Collection entries
_ _ _ _

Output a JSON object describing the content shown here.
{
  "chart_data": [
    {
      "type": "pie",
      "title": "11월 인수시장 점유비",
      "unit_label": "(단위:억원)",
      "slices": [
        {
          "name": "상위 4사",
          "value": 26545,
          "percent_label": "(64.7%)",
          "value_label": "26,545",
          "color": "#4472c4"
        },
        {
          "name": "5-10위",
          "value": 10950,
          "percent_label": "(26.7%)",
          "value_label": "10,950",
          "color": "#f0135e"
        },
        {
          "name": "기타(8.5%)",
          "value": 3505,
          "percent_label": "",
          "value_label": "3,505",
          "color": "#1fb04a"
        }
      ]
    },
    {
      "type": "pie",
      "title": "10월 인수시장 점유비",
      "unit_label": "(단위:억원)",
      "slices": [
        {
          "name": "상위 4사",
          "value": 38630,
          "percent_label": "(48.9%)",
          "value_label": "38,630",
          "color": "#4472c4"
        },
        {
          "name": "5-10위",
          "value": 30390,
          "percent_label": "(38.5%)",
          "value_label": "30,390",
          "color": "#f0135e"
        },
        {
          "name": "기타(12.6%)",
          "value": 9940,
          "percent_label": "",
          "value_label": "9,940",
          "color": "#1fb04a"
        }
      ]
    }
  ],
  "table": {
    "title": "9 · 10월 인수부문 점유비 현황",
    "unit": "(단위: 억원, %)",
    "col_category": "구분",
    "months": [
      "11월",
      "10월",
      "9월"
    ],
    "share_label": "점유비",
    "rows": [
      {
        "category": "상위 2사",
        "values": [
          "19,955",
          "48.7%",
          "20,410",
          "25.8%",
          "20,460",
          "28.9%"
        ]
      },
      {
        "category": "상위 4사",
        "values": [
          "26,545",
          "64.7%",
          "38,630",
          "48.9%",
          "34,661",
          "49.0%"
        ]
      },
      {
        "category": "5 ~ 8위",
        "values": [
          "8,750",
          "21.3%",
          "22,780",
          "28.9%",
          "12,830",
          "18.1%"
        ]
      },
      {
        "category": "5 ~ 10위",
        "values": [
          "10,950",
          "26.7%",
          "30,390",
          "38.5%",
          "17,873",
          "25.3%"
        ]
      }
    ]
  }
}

_ _ _ _

AIM
Make an exact copy of the listing, including every line.

SOLUTION
Output a JSON object describing the content shown here.
{
  "chart_data": [
    {
      "type": "pie",
      "title": "11월 인수시장 점유비",
      "unit_label": "(단위:억원)",
      "slices": [
        {
          "name": "상위 4사",
          "value": 26545,
          "percent_label": "(64.7%)",
          "value_label": "26,545",
          "color": "#4472c4"
        },
        {
          "name": "5-10위",
          "value": 10950,
          "percent_label": "(26.7%)",
          "value_label": "10,950",
          "color": "#f0135e"
        },
        {
          "name": "기타(8.5%)",
          "value": 3505,
          "percent_label": "",
          "value_label": "3,505",
          "color": "#1fb04a"
        }
      ]
    },
    {
      "type": "pie",
      "title": "10월 인수시장 점유비",
      "unit_label": "(단위:억원)",
      "slices": [
        {
          "name": "상위 4사",
          "value": 38630,
          "percent_label": "(48.9%)",
          "value_label": "38,630",
          "color": "#4472c4"
        },
        {
          "name": "5-10위",
          "value": 30390,
          "percent_label": "(38.5%)",
          "value_label": "30,390",
          "color": "#f0135e"
        },
        {
          "name": "기타(12.6%)",
          "value": 9940,
          "percent_label": "",
          "value_label": "9,940",
          "color": "#1fb04a"
        }
      ]
    }
  ],
  "table": {
    "title": "9 · 10월 인수부문 점유비 현황",
    "unit": "(단위: 억원, %)",
    "col_category": "구분",
    "months": [
      "11월",
      "10월",
      "9월"
    ],
    "share_label": "점유비",
    "rows": [
      {
        "category": "상위 2사",
        "values": [
          "19,955",
          "48.7%",
          "20,410",
          "25.8%",
          "20,460",
          "28.9%"
        ]
      },
      {
        "category": "상위 4사",
        "values": [
          "26,545",
          "64.7%",
          "38,630",
          "48.9%",
          "34,661",
          "49.0%"
        ]
      },
      {
        "category": "5 ~ 8위",
        "values": [
          "8,750",
          "21.3%",
          "22,780",
          "28.9%",
          "12,830",
          "18.1%"
        ]
      },
      {
        "category": "5 ~ 10위",
        "values": [
          "10,950",
          "26.7%",
          "30,390",
          "38.5%",
          "17,873",
          "25.3%"
        ]
      }
    ]
  }
}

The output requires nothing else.